→ WHAT YOU NEED TO DO
Lay out each line of the data below as a Markdown table with two columns, Row and Data line, numbering the rows in order and skipping blank lines. Leave out the pictures.

##########

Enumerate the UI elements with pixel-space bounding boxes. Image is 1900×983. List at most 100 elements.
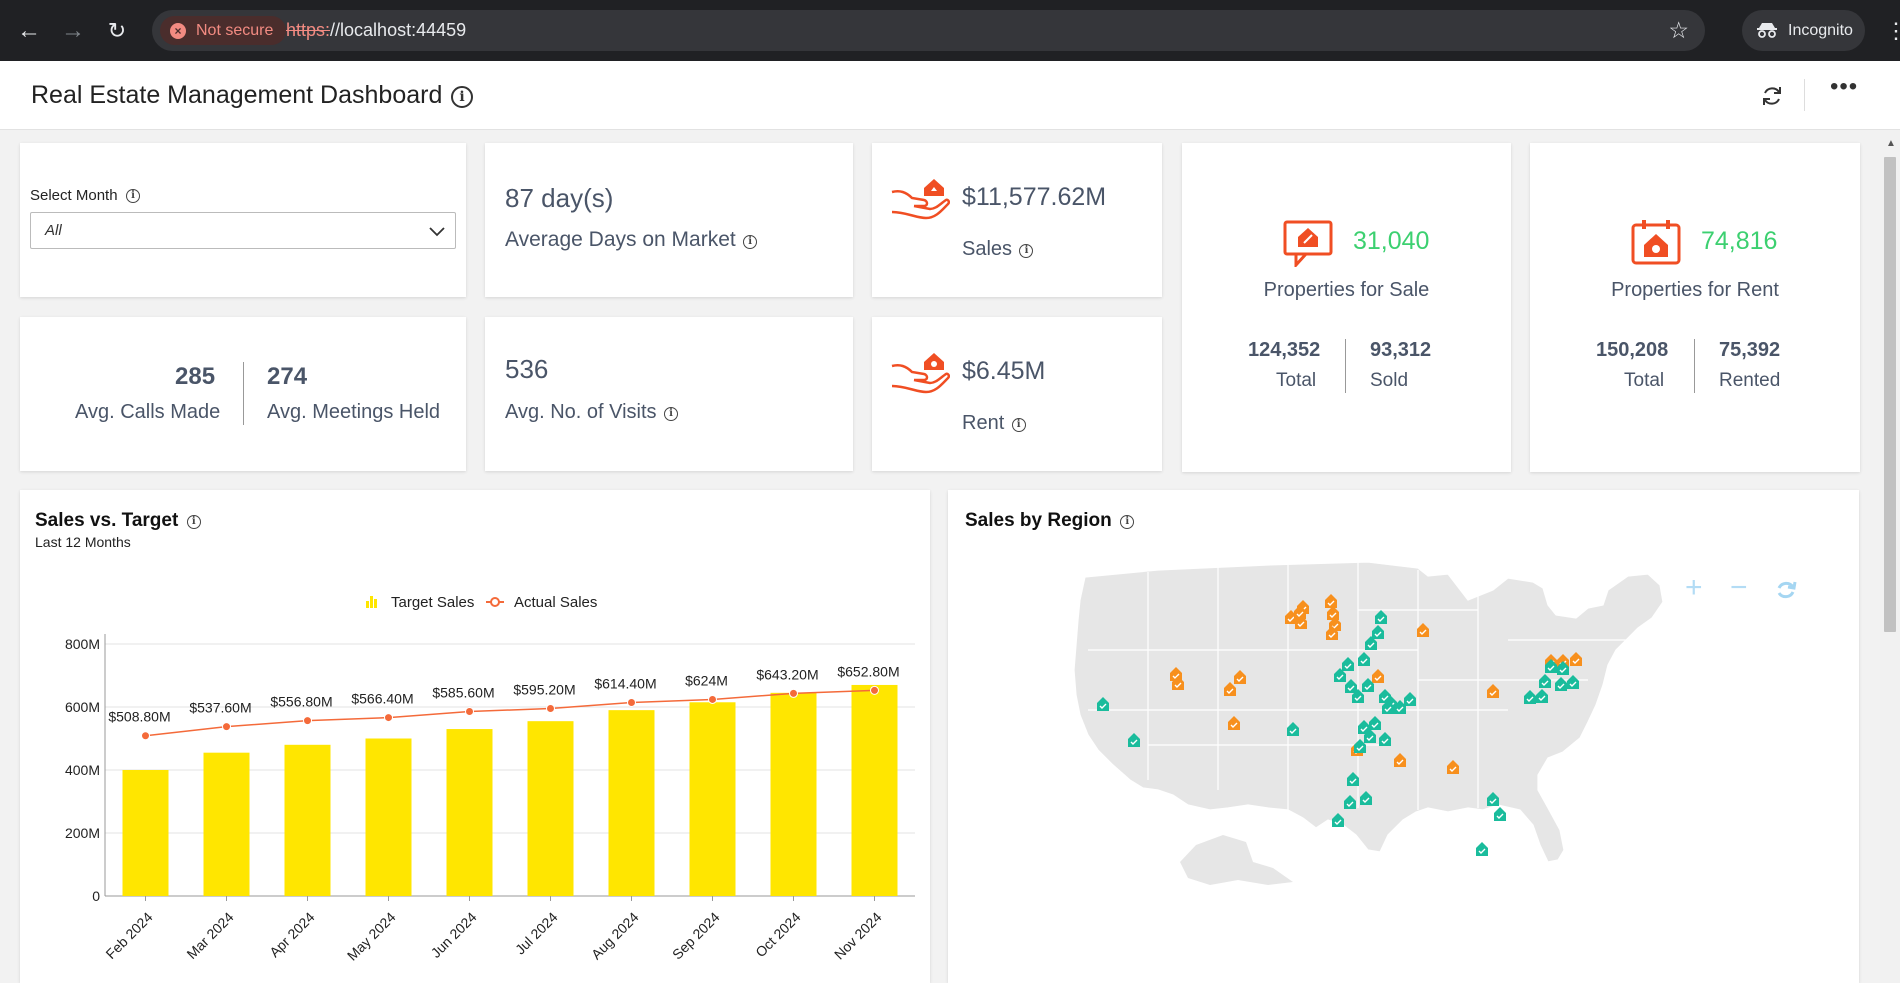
x-tick-label: Oct 2024 bbox=[752, 909, 804, 961]
back-icon[interactable]: ← bbox=[12, 14, 46, 48]
y-tick-label: 0 bbox=[92, 888, 100, 904]
divider bbox=[1345, 339, 1346, 393]
rent-card: $6.45M Rent i bbox=[872, 317, 1162, 471]
target-bar[interactable] bbox=[851, 684, 898, 896]
visits-card: 536 Avg. No. of Visits i bbox=[485, 317, 853, 471]
scroll-up-icon[interactable]: ▲ bbox=[1886, 138, 1896, 149]
actual-sales-point[interactable] bbox=[789, 688, 798, 698]
target-bar[interactable] bbox=[284, 744, 331, 896]
for-rent-total-value: 150,208 bbox=[1596, 339, 1669, 361]
actual-sales-point[interactable] bbox=[546, 704, 555, 714]
sale-location-marker[interactable] bbox=[1494, 807, 1506, 821]
refresh-icon[interactable] bbox=[1759, 83, 1785, 109]
us-mainland-shape bbox=[1073, 561, 1664, 863]
target-bar[interactable] bbox=[608, 710, 655, 896]
rent-calendar-icon bbox=[1631, 220, 1681, 265]
info-icon[interactable]: i bbox=[1019, 243, 1034, 258]
calls-value: 285 bbox=[175, 363, 216, 390]
x-tick-label: Nov 2024 bbox=[831, 909, 885, 963]
sale-location-marker[interactable] bbox=[1476, 842, 1488, 856]
info-icon[interactable]: i bbox=[743, 234, 758, 249]
legend-target-label: Target Sales bbox=[391, 594, 474, 611]
target-bar[interactable] bbox=[203, 752, 250, 896]
for-sale-sold-value: 93,312 bbox=[1370, 339, 1432, 361]
meetings-label: Avg. Meetings Held bbox=[267, 401, 441, 423]
title-info-icon[interactable]: i bbox=[451, 86, 473, 108]
for-rent-rented-value: 75,392 bbox=[1719, 339, 1781, 361]
calls-label: Avg. Calls Made bbox=[75, 401, 221, 423]
days-on-market-label: Average Days on Market bbox=[505, 228, 736, 251]
incognito-icon bbox=[1757, 23, 1777, 38]
target-bar[interactable] bbox=[689, 702, 736, 896]
incognito-badge[interactable]: Incognito bbox=[1742, 10, 1865, 51]
actual-sales-point[interactable] bbox=[384, 713, 393, 723]
y-tick-label: 400M bbox=[65, 762, 100, 778]
actual-sales-point[interactable] bbox=[870, 685, 879, 695]
sale-location-marker-shape bbox=[1476, 842, 1488, 856]
x-tick-label: Jul 2024 bbox=[512, 909, 561, 958]
data-label: $614.40M bbox=[594, 675, 656, 691]
for-sale-label: Properties for Sale bbox=[1263, 279, 1430, 301]
browser-menu-icon[interactable]: ⋮ bbox=[1885, 14, 1900, 48]
reload-icon[interactable]: ↻ bbox=[100, 14, 134, 48]
for-sale-sold-label: Sold bbox=[1370, 370, 1409, 391]
address-bar[interactable]: × Not secure https://localhost:44459 ☆ bbox=[152, 10, 1705, 51]
data-label: $652.80M bbox=[837, 663, 899, 679]
actual-sales-point[interactable] bbox=[222, 722, 231, 732]
data-label: $537.60M bbox=[189, 700, 251, 716]
data-label: $508.80M bbox=[108, 709, 170, 725]
sales-vs-target-card: Sales vs. Target i Last 12 Months Target… bbox=[20, 490, 930, 983]
security-chip[interactable]: × Not secure bbox=[160, 16, 287, 45]
x-tick-label: Apr 2024 bbox=[266, 909, 318, 961]
legend-actual-swatch[interactable] bbox=[486, 597, 504, 607]
data-label: $624M bbox=[685, 672, 728, 688]
meetings-value: 274 bbox=[267, 363, 308, 390]
target-bar[interactable] bbox=[365, 738, 412, 897]
month-filter-card: Select Month i All bbox=[20, 143, 466, 297]
data-label: $643.20M bbox=[756, 666, 818, 682]
more-options-icon[interactable]: ••• bbox=[1830, 73, 1858, 101]
target-bar[interactable] bbox=[122, 770, 169, 896]
actual-sales-point[interactable] bbox=[627, 697, 636, 707]
properties-for-rent-card: 74,816 Properties for Rent 150,208 Total… bbox=[1530, 143, 1860, 472]
properties-for-sale-card: 31,040 Properties for Sale 124,352 Total… bbox=[1182, 143, 1511, 472]
actual-sales-point[interactable] bbox=[708, 694, 717, 704]
page-scrollbar[interactable]: ▲ bbox=[1880, 130, 1900, 983]
url-host: //localhost:44459 bbox=[330, 20, 467, 40]
browser-toolbar: ← → ↻ × Not secure https://localhost:444… bbox=[0, 0, 1900, 61]
target-bar[interactable] bbox=[446, 729, 493, 896]
info-icon[interactable]: i bbox=[126, 188, 140, 203]
month-select[interactable]: All bbox=[30, 212, 456, 249]
rent-label: Rent bbox=[962, 412, 1005, 434]
legend-target-swatch[interactable] bbox=[366, 596, 377, 608]
days-on-market-value: 87 day(s) bbox=[505, 183, 614, 213]
for-rent-total-label: Total bbox=[1624, 370, 1665, 391]
bookmark-star-icon[interactable]: ☆ bbox=[1668, 10, 1689, 51]
visits-label: Avg. No. of Visits bbox=[505, 401, 657, 423]
for-rent-value: 74,816 bbox=[1701, 227, 1778, 255]
chart-x-axis: Feb 2024 Mar 2024 Apr 2024 May 2024 Jun 2024… bbox=[102, 896, 885, 964]
url-text[interactable]: https://localhost:44459 bbox=[286, 10, 466, 51]
actual-sales-point[interactable] bbox=[465, 707, 474, 717]
x-tick-label: Mar 2024 bbox=[183, 909, 236, 962]
info-icon[interactable]: i bbox=[664, 406, 679, 421]
not-secure-icon: × bbox=[170, 23, 186, 39]
chart-legend: Target Sales Actual Sales bbox=[366, 594, 597, 611]
sales-value: $11,577.62M bbox=[962, 183, 1107, 211]
forward-icon[interactable]: → bbox=[56, 14, 90, 48]
x-tick-label: May 2024 bbox=[344, 909, 399, 964]
sales-label: Sales bbox=[962, 238, 1013, 260]
us-map[interactable] bbox=[948, 490, 1859, 983]
days-on-market-label-row: Average Days on Market i bbox=[505, 228, 758, 252]
rent-value: $6.45M bbox=[962, 357, 1046, 385]
target-bar[interactable] bbox=[770, 692, 817, 896]
info-icon[interactable]: i bbox=[1011, 417, 1026, 432]
actual-sales-point[interactable] bbox=[141, 731, 150, 741]
target-bar[interactable] bbox=[527, 721, 574, 896]
scroll-thumb[interactable] bbox=[1884, 157, 1896, 632]
data-label: $566.40M bbox=[351, 691, 413, 707]
data-label: $556.80M bbox=[270, 694, 332, 710]
actual-sales-point[interactable] bbox=[303, 716, 312, 726]
page-title: Real Estate Management Dashboard bbox=[31, 81, 443, 109]
legend-actual-label: Actual Sales bbox=[514, 594, 597, 611]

##########

→ FULL OUTPUT
| Row | Data line |
|---|---|
| 1 | Enumerate the UI elements with pixel-space bounding boxes. Image is 1900×983. List at most 100 elements. |
| 2 | x-tick-label: Oct 2024 bbox=[752, 909, 804, 961] |
| 3 | back-icon[interactable]: ← bbox=[12, 14, 46, 48] |
| 4 | y-tick-label: 0 bbox=[92, 888, 100, 904] |
| 5 | divider bbox=[1345, 339, 1346, 393] |
| 6 | rent-card: $6.45M Rent i bbox=[872, 317, 1162, 471] |
| 7 | target-bar[interactable] bbox=[851, 684, 898, 896] |
| 8 | visits-card: 536 Avg. No. of Visits i bbox=[485, 317, 853, 471] |
| 9 | scroll-up-icon[interactable]: ▲ bbox=[1886, 138, 1896, 149] |
| 10 | actual-sales-point[interactable] bbox=[789, 688, 798, 698] |
| 11 | target-bar[interactable] bbox=[284, 744, 331, 896] |
| 12 | for-rent-total-value: 150,208 bbox=[1596, 339, 1669, 361] |
| 13 | actual-sales-point[interactable] bbox=[546, 704, 555, 714] |
| 14 | sale-location-marker[interactable] bbox=[1494, 807, 1506, 821] |
| 15 | refresh-icon[interactable] bbox=[1759, 83, 1785, 109] |
| 16 | us-mainland-shape bbox=[1073, 561, 1664, 863] |
| 17 | target-bar[interactable] bbox=[608, 710, 655, 896] |
| 18 | rent-calendar-icon bbox=[1631, 220, 1681, 265] |
| 19 | info-icon[interactable]: i bbox=[1019, 243, 1034, 258] |
| 20 | calls-value: 285 bbox=[175, 363, 216, 390] |
| 21 | x-tick-label: Nov 2024 bbox=[831, 909, 885, 963] |
| 22 | sale-location-marker[interactable] bbox=[1476, 842, 1488, 856] |
| 23 | info-icon[interactable]: i bbox=[743, 234, 758, 249] |
| 24 | legend-target-label: Target Sales bbox=[391, 594, 474, 611] |
| 25 | target-bar[interactable] bbox=[203, 752, 250, 896] |
| 26 | for-sale-sold-value: 93,312 bbox=[1370, 339, 1432, 361] |
| 27 | meetings-label: Avg. Meetings Held bbox=[267, 401, 441, 423] |
| 28 | title-info-icon[interactable]: i bbox=[451, 86, 473, 108] |
| 29 | for-rent-rented-value: 75,392 bbox=[1719, 339, 1781, 361] |
| 30 | calls-label: Avg. Calls Made bbox=[75, 401, 221, 423] |
| 31 | days-on-market-label: Average Days on Market bbox=[505, 228, 736, 251] |
| 32 | incognito-icon bbox=[1757, 23, 1777, 38] |
| 33 | target-bar[interactable] bbox=[689, 702, 736, 896] |
| 34 | incognito-badge[interactable]: Incognito bbox=[1742, 10, 1865, 51] |
| 35 | actual-sales-point[interactable] bbox=[384, 713, 393, 723] |
| 36 | y-tick-label: 400M bbox=[65, 762, 100, 778] |
| 37 | actual-sales-point[interactable] bbox=[870, 685, 879, 695] |
| 38 | sale-location-marker-shape bbox=[1476, 842, 1488, 856] |
| 39 | x-tick-label: Jul 2024 bbox=[512, 909, 561, 958] |
| 40 | data-label: $614.40M bbox=[594, 675, 656, 691] |
| 41 | for-sale-label: Properties for Sale bbox=[1263, 279, 1430, 301] |
| 42 | browser-menu-icon[interactable]: ⋮ bbox=[1885, 14, 1900, 48] |
| 43 | reload-icon[interactable]: ↻ bbox=[100, 14, 134, 48] |
| 44 | for-sale-sold-label: Sold bbox=[1370, 370, 1409, 391] |
| 45 | address-bar[interactable]: × Not secure https://localhost:44459 ☆ bbox=[152, 10, 1705, 51] |
| 46 | data-label: $652.80M bbox=[837, 663, 899, 679] |
| 47 | actual-sales-point[interactable] bbox=[222, 722, 231, 732] |
| 48 | data-label: $537.60M bbox=[189, 700, 251, 716] |
| 49 | data-label: $508.80M bbox=[108, 709, 170, 725] |
| 50 | sales-vs-target-card: Sales vs. Target i Last 12 Months Target… bbox=[20, 490, 930, 983] |
| 51 | security-chip[interactable]: × Not secure bbox=[160, 16, 287, 45] |
| 52 | x-tick-label: Apr 2024 bbox=[266, 909, 318, 961] |
| 53 | legend-actual-swatch[interactable] bbox=[486, 597, 504, 607] |
| 54 | data-label: $624M bbox=[685, 672, 728, 688] |
| 55 | meetings-value: 274 bbox=[267, 363, 308, 390] |
| 56 | target-bar[interactable] bbox=[365, 738, 412, 897] |
| 57 | month-filter-card: Select Month i All bbox=[20, 143, 466, 297] |
| 58 | data-label: $643.20M bbox=[756, 666, 818, 682] |
| 59 | more-options-icon[interactable]: ••• bbox=[1830, 73, 1858, 101] |
| 60 | target-bar[interactable] bbox=[122, 770, 169, 896] |
| 61 | actual-sales-point[interactable] bbox=[627, 697, 636, 707] |
| 62 | properties-for-rent-card: 74,816 Properties for Rent 150,208 Total… bbox=[1530, 143, 1860, 472] |
| 63 | properties-for-sale-card: 31,040 Properties for Sale 124,352 Total… bbox=[1182, 143, 1511, 472] |
| 64 | actual-sales-point[interactable] bbox=[708, 694, 717, 704] |
| 65 | page-scrollbar[interactable]: ▲ bbox=[1880, 130, 1900, 983] |
| 66 | url-host: //localhost:44459 bbox=[330, 20, 467, 40] |
| 67 | browser-toolbar: ← → ↻ × Not secure https://localhost:444… bbox=[0, 0, 1900, 61] |
| 68 | target-bar[interactable] bbox=[446, 729, 493, 896] |
| 69 | info-icon[interactable]: i bbox=[126, 188, 140, 203] |
| 70 | month-select[interactable]: All bbox=[30, 212, 456, 249] |
| 71 | rent-label: Rent bbox=[962, 412, 1005, 434] |
| 72 | legend-target-swatch[interactable] bbox=[366, 596, 377, 608] |
| 73 | days-on-market-value: 87 day(s) bbox=[505, 183, 614, 213] |
| 74 | for-rent-total-label: Total bbox=[1624, 370, 1665, 391] |
| 75 | bookmark-star-icon[interactable]: ☆ bbox=[1668, 10, 1689, 51] |
| 76 | visits-label: Avg. No. of Visits bbox=[505, 401, 657, 423] |
| 77 | for-rent-value: 74,816 bbox=[1701, 227, 1778, 255] |
| 78 | chart-x-axis: Feb 2024 Mar 2024 Apr 2024 May 2024 Jun 2024… bbox=[102, 896, 885, 964] |
| 79 | url-text[interactable]: https://localhost:44459 bbox=[286, 10, 466, 51] |
| 80 | actual-sales-point[interactable] bbox=[465, 707, 474, 717] |
| 81 | x-tick-label: Mar 2024 bbox=[183, 909, 236, 962] |
| 82 | info-icon[interactable]: i bbox=[664, 406, 679, 421] |
| 83 | not-secure-icon: × bbox=[170, 23, 186, 39] |
| 84 | chart-legend: Target Sales Actual Sales bbox=[366, 594, 597, 611] |
| 85 | sales-value: $11,577.62M bbox=[962, 183, 1107, 211] |
| 86 | forward-icon[interactable]: → bbox=[56, 14, 90, 48] |
| 87 | x-tick-label: May 2024 bbox=[344, 909, 399, 964] |
| 88 | sales-label: Sales bbox=[962, 238, 1013, 260] |
| 89 | us-map[interactable] bbox=[948, 490, 1859, 983] |
| 90 | days-on-market-label-row: Average Days on Market i bbox=[505, 228, 758, 252] |
| 91 | rent-value: $6.45M bbox=[962, 357, 1046, 385] |
| 92 | target-bar[interactable] bbox=[770, 692, 817, 896] |
| 93 | info-icon[interactable]: i bbox=[1011, 417, 1026, 432] |
| 94 | actual-sales-point[interactable] bbox=[141, 731, 150, 741] |
| 95 | target-bar[interactable] bbox=[527, 721, 574, 896] |
| 96 | scroll-thumb[interactable] bbox=[1884, 157, 1896, 632] |
| 97 | data-label: $566.40M bbox=[351, 691, 413, 707] |
| 98 | data-label: $556.80M bbox=[270, 694, 332, 710] |
| 99 | actual-sales-point[interactable] bbox=[303, 716, 312, 726] |
| 100 | page-title: Real Estate Management Dashboard bbox=[31, 81, 443, 109] |
| 101 | legend-actual-label: Actual Sales bbox=[514, 594, 597, 611] |